> [TASK REQUIREMENTS]: Write the records below out again exactly as given, with no images.

Dataset items:

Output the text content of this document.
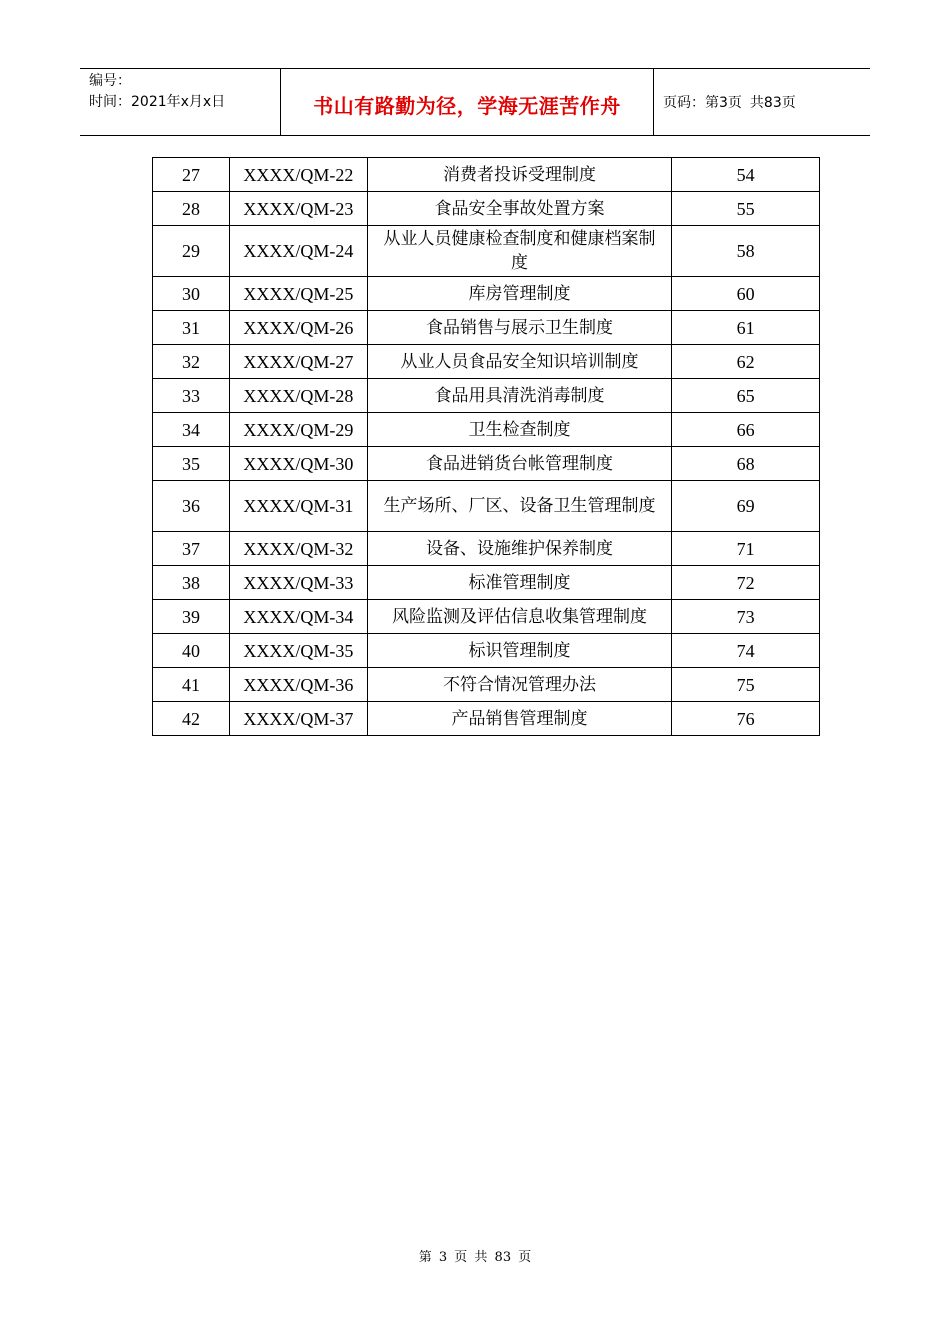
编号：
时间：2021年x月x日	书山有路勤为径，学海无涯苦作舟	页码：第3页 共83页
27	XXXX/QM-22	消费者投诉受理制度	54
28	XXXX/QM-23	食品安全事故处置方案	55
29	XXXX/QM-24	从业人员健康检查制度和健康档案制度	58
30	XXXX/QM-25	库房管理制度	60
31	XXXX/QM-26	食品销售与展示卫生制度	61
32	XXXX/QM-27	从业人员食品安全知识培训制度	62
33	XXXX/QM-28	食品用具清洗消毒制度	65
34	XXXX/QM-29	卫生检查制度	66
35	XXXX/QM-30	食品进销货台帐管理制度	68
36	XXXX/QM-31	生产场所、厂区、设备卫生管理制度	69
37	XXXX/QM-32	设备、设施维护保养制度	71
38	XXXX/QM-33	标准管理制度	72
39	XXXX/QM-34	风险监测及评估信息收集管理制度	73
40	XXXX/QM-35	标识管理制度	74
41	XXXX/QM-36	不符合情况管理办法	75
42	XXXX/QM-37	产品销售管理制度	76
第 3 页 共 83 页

> [REPLY]:
Output the text content of this document.
编号：
时间：2021年x月x日	书山有路勤为径，学海无涯苦作舟	页码：第3页 共83页
27	XXXX/QM-22	消费者投诉受理制度	54
28	XXXX/QM-23	食品安全事故处置方案	55
29	XXXX/QM-24	从业人员健康检查制度和健康档案制度	58
30	XXXX/QM-25	库房管理制度	60
31	XXXX/QM-26	食品销售与展示卫生制度	61
32	XXXX/QM-27	从业人员食品安全知识培训制度	62
33	XXXX/QM-28	食品用具清洗消毒制度	65
34	XXXX/QM-29	卫生检查制度	66
35	XXXX/QM-30	食品进销货台帐管理制度	68
36	XXXX/QM-31	生产场所、厂区、设备卫生管理制度	69
37	XXXX/QM-32	设备、设施维护保养制度	71
38	XXXX/QM-33	标准管理制度	72
39	XXXX/QM-34	风险监测及评估信息收集管理制度	73
40	XXXX/QM-35	标识管理制度	74
41	XXXX/QM-36	不符合情况管理办法	75
42	XXXX/QM-37	产品销售管理制度	76
第 3 页 共 83 页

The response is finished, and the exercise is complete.